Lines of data
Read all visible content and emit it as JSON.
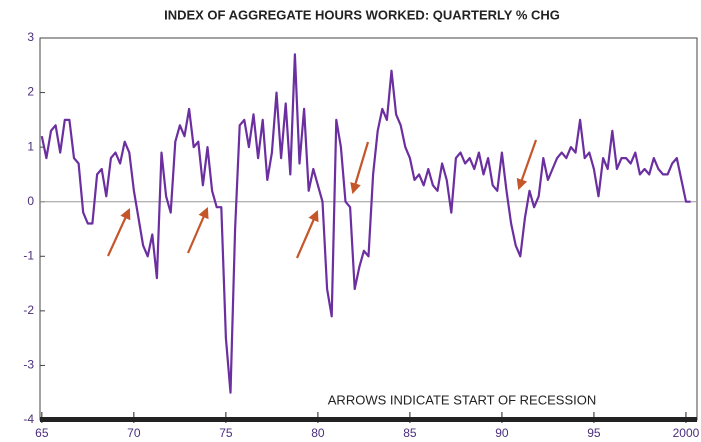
{
  "chart_data": {
    "type": "line",
    "title": "INDEX OF AGGREGATE HOURS WORKED: QUARTERLY % CHG",
    "annotation": "ARROWS INDICATE START OF RECESSION",
    "x": [
      1965,
      1965.25,
      1965.5,
      1965.75,
      1966,
      1966.25,
      1966.5,
      1966.75,
      1967,
      1967.25,
      1967.5,
      1967.75,
      1968,
      1968.25,
      1968.5,
      1968.75,
      1969,
      1969.25,
      1969.5,
      1969.75,
      1970,
      1970.25,
      1970.5,
      1970.75,
      1971,
      1971.25,
      1971.5,
      1971.75,
      1972,
      1972.25,
      1972.5,
      1972.75,
      1973,
      1973.25,
      1973.5,
      1973.75,
      1974,
      1974.25,
      1974.5,
      1974.75,
      1975,
      1975.25,
      1975.5,
      1975.75,
      1976,
      1976.25,
      1976.5,
      1976.75,
      1977,
      1977.25,
      1977.5,
      1977.75,
      1978,
      1978.25,
      1978.5,
      1978.75,
      1979,
      1979.25,
      1979.5,
      1979.75,
      1980,
      1980.25,
      1980.5,
      1980.75,
      1981,
      1981.25,
      1981.5,
      1981.75,
      1982,
      1982.25,
      1982.5,
      1982.75,
      1983,
      1983.25,
      1983.5,
      1983.75,
      1984,
      1984.25,
      1984.5,
      1984.75,
      1985,
      1985.25,
      1985.5,
      1985.75,
      1986,
      1986.25,
      1986.5,
      1986.75,
      1987,
      1987.25,
      1987.5,
      1987.75,
      1988,
      1988.25,
      1988.5,
      1988.75,
      1989,
      1989.25,
      1989.5,
      1989.75,
      1990,
      1990.25,
      1990.5,
      1990.75,
      1991,
      1991.25,
      1991.5,
      1991.75,
      1992,
      1992.25,
      1992.5,
      1992.75,
      1993,
      1993.25,
      1993.5,
      1993.75,
      1994,
      1994.25,
      1994.5,
      1994.75,
      1995,
      1995.25,
      1995.5,
      1995.75,
      1996,
      1996.25,
      1996.5,
      1996.75,
      1997,
      1997.25,
      1997.5,
      1997.75,
      1998,
      1998.25,
      1998.5,
      1998.75,
      1999,
      1999.25,
      1999.5,
      1999.75,
      2000,
      2000.25
    ],
    "values": [
      1.2,
      0.8,
      1.3,
      1.4,
      0.9,
      1.5,
      1.5,
      0.8,
      0.7,
      -0.2,
      -0.4,
      -0.4,
      0.5,
      0.6,
      0.1,
      0.8,
      0.9,
      0.7,
      1.1,
      0.9,
      0.2,
      -0.3,
      -0.8,
      -1.0,
      -0.6,
      -1.4,
      0.9,
      0.1,
      -0.2,
      1.1,
      1.4,
      1.2,
      1.7,
      1.0,
      1.1,
      0.3,
      1.0,
      0.2,
      -0.1,
      -0.1,
      -2.5,
      -3.5,
      -0.5,
      1.4,
      1.5,
      1.0,
      1.6,
      0.8,
      1.5,
      0.4,
      0.9,
      2.0,
      0.8,
      1.8,
      0.5,
      2.7,
      0.7,
      1.7,
      0.2,
      0.6,
      0.3,
      0.0,
      -1.6,
      -2.1,
      1.5,
      1.0,
      0.0,
      -0.1,
      -1.6,
      -1.2,
      -0.9,
      -1.0,
      0.5,
      1.3,
      1.7,
      1.5,
      2.4,
      1.6,
      1.4,
      1.0,
      0.8,
      0.4,
      0.5,
      0.3,
      0.6,
      0.3,
      0.2,
      0.7,
      0.4,
      -0.2,
      0.8,
      0.9,
      0.7,
      0.8,
      0.6,
      0.9,
      0.5,
      0.8,
      0.3,
      0.2,
      0.9,
      0.2,
      -0.4,
      -0.8,
      -1.0,
      -0.3,
      0.2,
      -0.1,
      0.1,
      0.8,
      0.4,
      0.6,
      0.8,
      0.9,
      0.8,
      1.0,
      0.9,
      1.5,
      0.8,
      0.9,
      0.6,
      0.1,
      0.8,
      0.6,
      1.3,
      0.6,
      0.8,
      0.8,
      0.7,
      0.9,
      0.5,
      0.6,
      0.5,
      0.8,
      0.6,
      0.5,
      0.5,
      0.7,
      0.8,
      0.4,
      0.0,
      0.0
    ],
    "color": "#6b2fa0",
    "xlim": [
      1964.9,
      2000.6
    ],
    "xticks": [
      {
        "value": 1965,
        "label": "65"
      },
      {
        "value": 1970,
        "label": "70"
      },
      {
        "value": 1975,
        "label": "75"
      },
      {
        "value": 1980,
        "label": "80"
      },
      {
        "value": 1985,
        "label": "85"
      },
      {
        "value": 1990,
        "label": "90"
      },
      {
        "value": 1995,
        "label": "95"
      },
      2000
    ],
    "ylim": [
      -4,
      3
    ],
    "yticks": [
      -4,
      -3,
      -2,
      -1,
      0,
      1,
      2,
      3
    ],
    "reference_line": 0
  }
}
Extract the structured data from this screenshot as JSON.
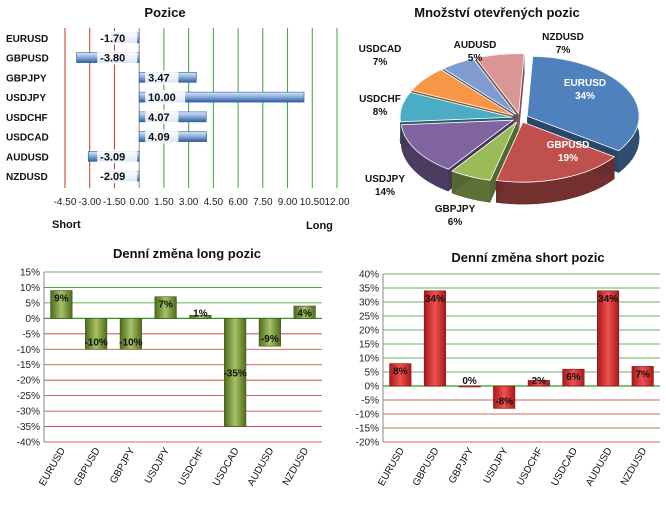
{
  "colors": {
    "long_bar": "#5b8ac8",
    "short_bar": "#4a78b8",
    "green_bar_light": "#9cbb5a",
    "green_bar_dark": "#4f6a1e",
    "red_bar_light": "#ef4b4b",
    "red_bar_dark": "#a81a1a",
    "zero_line_green": "#2e9a2e",
    "grid_red": "#c0392b"
  },
  "chart_data": [
    {
      "type": "bar",
      "orientation": "horizontal",
      "title": "Pozice",
      "categories": [
        "EURUSD",
        "GBPUSD",
        "GBPJPY",
        "USDJPY",
        "USDCHF",
        "USDCAD",
        "AUDUSD",
        "NZDUSD"
      ],
      "values": [
        -1.7,
        -3.8,
        3.47,
        10.0,
        4.07,
        4.09,
        -3.09,
        -2.09
      ],
      "value_labels": [
        "-1.70",
        "-3.80",
        "3.47",
        "10.00",
        "4.07",
        "4.09",
        "-3.09",
        "-2.09"
      ],
      "xlim": [
        -4.5,
        12.0
      ],
      "xticks": [
        "-4.50",
        "-3.00",
        "-1.50",
        "0.00",
        "1.50",
        "3.00",
        "4.50",
        "6.00",
        "7.50",
        "9.00",
        "10.50",
        "12.00"
      ],
      "xlabel_left": "Short",
      "xlabel_right": "Long"
    },
    {
      "type": "pie",
      "title": "Množství otevřených pozic",
      "slices": [
        {
          "label": "EURUSD",
          "value": 34,
          "pct": "34%",
          "color": "#4f81bd"
        },
        {
          "label": "GBPUSD",
          "value": 19,
          "pct": "19%",
          "color": "#c0504d"
        },
        {
          "label": "GBPJPY",
          "value": 6,
          "pct": "6%",
          "color": "#9bbb59"
        },
        {
          "label": "USDJPY",
          "value": 14,
          "pct": "14%",
          "color": "#8064a2"
        },
        {
          "label": "USDCHF",
          "value": 8,
          "pct": "8%",
          "color": "#4bacc6"
        },
        {
          "label": "USDCAD",
          "value": 7,
          "pct": "7%",
          "color": "#f79646"
        },
        {
          "label": "AUDUSD",
          "value": 5,
          "pct": "5%",
          "color": "#7f9ccf"
        },
        {
          "label": "NZDUSD",
          "value": 7,
          "pct": "7%",
          "color": "#d99694"
        }
      ]
    },
    {
      "type": "bar",
      "title": "Denní změna long pozic",
      "categories": [
        "EURUSD",
        "GBPUSD",
        "GBPJPY",
        "USDJPY",
        "USDCHF",
        "USDCAD",
        "AUDUSD",
        "NZDUSD"
      ],
      "values": [
        9,
        -10,
        -10,
        7,
        1,
        -35,
        -9,
        4
      ],
      "value_labels": [
        "9%",
        "-10%",
        "-10%",
        "7%",
        "1%",
        "-35%",
        "-9%",
        "4%"
      ],
      "ylim": [
        -40,
        15
      ],
      "yticks": [
        "15%",
        "10%",
        "5%",
        "0%",
        "-5%",
        "-10%",
        "-15%",
        "-20%",
        "-25%",
        "-30%",
        "-35%",
        "-40%"
      ]
    },
    {
      "type": "bar",
      "title": "Denní změna short pozic",
      "categories": [
        "EURUSD",
        "GBPUSD",
        "GBPJPY",
        "USDJPY",
        "USDCHF",
        "USDCAD",
        "AUDUSD",
        "NZDUSD"
      ],
      "values": [
        8,
        34,
        0,
        -8,
        2,
        6,
        34,
        7
      ],
      "value_labels": [
        "8%",
        "34%",
        "0%",
        "-8%",
        "2%",
        "6%",
        "34%",
        "7%"
      ],
      "ylim": [
        -20,
        40
      ],
      "yticks": [
        "40%",
        "35%",
        "30%",
        "25%",
        "20%",
        "15%",
        "10%",
        "5%",
        "0%",
        "-5%",
        "-10%",
        "-15%",
        "-20%"
      ]
    }
  ]
}
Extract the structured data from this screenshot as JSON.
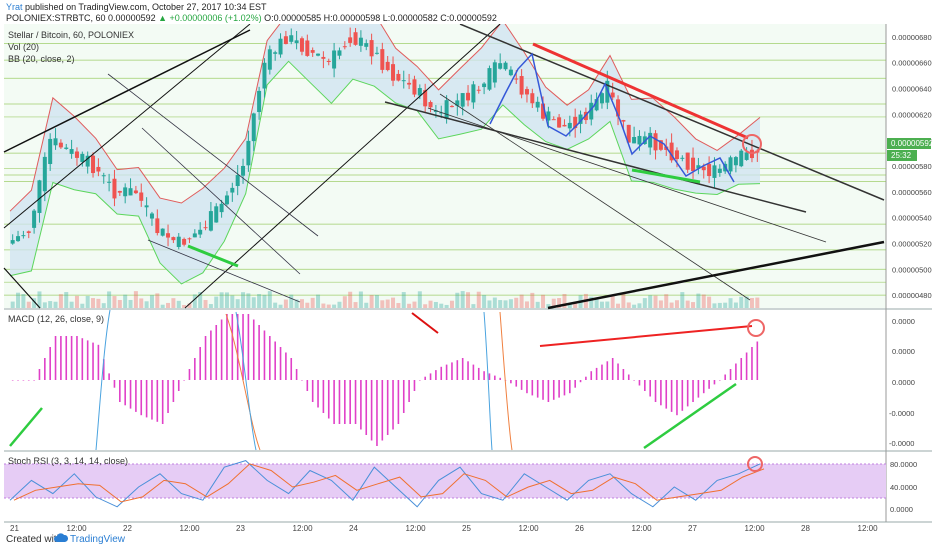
{
  "header": {
    "user": "Yrat",
    "published": "published on TradingView.com, October 27, 2017 10:34 EST",
    "symbol": "POLONIEX:STRBTC, 60",
    "last": "0.00000592",
    "change": "▲ +0.00000006 (+1.02%)",
    "ohlc": "O:0.00000585 H:0.00000598 L:0.00000582 C:0.00000592"
  },
  "legend": {
    "title": "Stellar / Bitcoin, 60, POLONIEX",
    "vol": "Vol (20)",
    "bb": "BB (20, close, 2)"
  },
  "panes": {
    "macd_label": "MACD (12, 26, close, 9)",
    "rsi_label": "Stoch RSI (3, 3, 14, 14, close)"
  },
  "price_axis": {
    "ticks": [
      "0.00000680",
      "0.00000660",
      "0.00000640",
      "0.00000620",
      "0.00000600",
      "0.00000580",
      "0.00000560",
      "0.00000540",
      "0.00000520",
      "0.00000500",
      "0.00000480"
    ],
    "last_label": "0.00000592",
    "countdown": "25:32"
  },
  "macd_axis": {
    "ticks": [
      "0.0000",
      "0.0000",
      "0.0000",
      "-0.0000",
      "-0.0000"
    ]
  },
  "rsi_axis": {
    "ticks": [
      "80.0000",
      "40.0000",
      "0.0000"
    ]
  },
  "time_axis": {
    "labels": [
      "21",
      "12:00",
      "22",
      "12:00",
      "23",
      "12:00",
      "24",
      "12:00",
      "25",
      "12:00",
      "26",
      "12:00",
      "27",
      "12:00",
      "28",
      "12:00"
    ]
  },
  "footer": {
    "created": "Created with",
    "brand": "TradingView"
  },
  "colors": {
    "up": "#26a69a",
    "down": "#ef5350",
    "bb_fill": "#cfe3f2",
    "bb_line": "#e05c5c",
    "macd_hist": "#e040c8",
    "rsi_fill": "#e6ccf5"
  },
  "chart_data": {
    "type": "candlestick",
    "title": "Stellar / Bitcoin, 60, POLONIEX",
    "xlabel": "",
    "ylabel": "",
    "ylim": [
      4.7e-06,
      6.9e-06
    ],
    "x_range": [
      "2017-10-21",
      "2017-10-28 12:00"
    ],
    "series": [
      {
        "name": "STRBTC",
        "values": [
          5.2e-06,
          5.3e-06,
          6e-06,
          5.9e-06,
          5.8e-06,
          5.6e-06,
          5.6e-06,
          5.3e-06,
          5.2e-06,
          5.3e-06,
          5.5e-06,
          5.8e-06,
          6.6e-06,
          6.8e-06,
          6.7e-06,
          6.6e-06,
          6.8e-06,
          6.7e-06,
          6.5e-06,
          6.4e-06,
          6.2e-06,
          6.3e-06,
          6.4e-06,
          6.6e-06,
          6.4e-06,
          6.2e-06,
          6.1e-06,
          6.2e-06,
          6.4e-06,
          6e-06,
          6e-06,
          5.9e-06,
          5.8e-06,
          5.75e-06,
          5.85e-06,
          5.92e-06
        ]
      },
      {
        "name": "MACD",
        "values": [
          0,
          0,
          1,
          1,
          0.8,
          -0.5,
          -0.8,
          -1,
          0,
          1,
          1.5,
          1.5,
          1,
          0.5,
          -0.5,
          -1,
          -1,
          -1.5,
          -1,
          0,
          0.3,
          0.5,
          0.2,
          0,
          -0.3,
          -0.5,
          -0.3,
          0.2,
          0.5,
          0,
          -0.5,
          -0.8,
          -0.4,
          0,
          0.5,
          1
        ]
      },
      {
        "name": "Stoch RSI",
        "values": [
          30,
          60,
          40,
          70,
          35,
          20,
          50,
          70,
          40,
          30,
          80,
          90,
          60,
          40,
          75,
          60,
          30,
          80,
          50,
          20,
          60,
          80,
          40,
          30,
          70,
          50,
          30,
          60,
          70,
          40,
          20,
          50,
          30,
          60,
          70,
          85
        ]
      }
    ]
  }
}
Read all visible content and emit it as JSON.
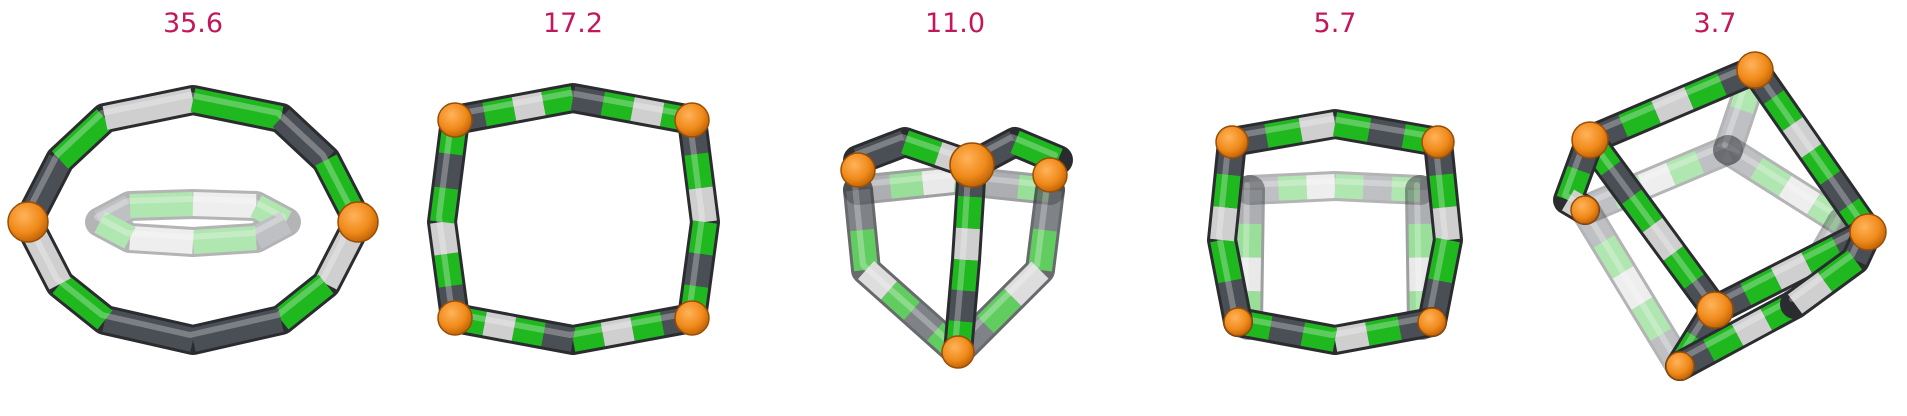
{
  "panels": [
    {
      "label": "35.6",
      "shape": "flat-ring"
    },
    {
      "label": "17.2",
      "shape": "square-front"
    },
    {
      "label": "11.0",
      "shape": "tetrahedral-cage"
    },
    {
      "label": "5.7",
      "shape": "square-prism"
    },
    {
      "label": "3.7",
      "shape": "cube-cage"
    }
  ],
  "colors": {
    "label": "#c2185b",
    "dark": "#4a4e55",
    "green": "#1fb81f",
    "light": "#cfcfcf",
    "orange": "#f08a1a"
  }
}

STATED PROBLEM: In the records, locate each line holding the string "Stoch" and copy it.

SOLUTION BELOW:
    "rsi_label": "Stoch RSI (3, 3, 14, 14, close)"
        "name": "Stoch RSI",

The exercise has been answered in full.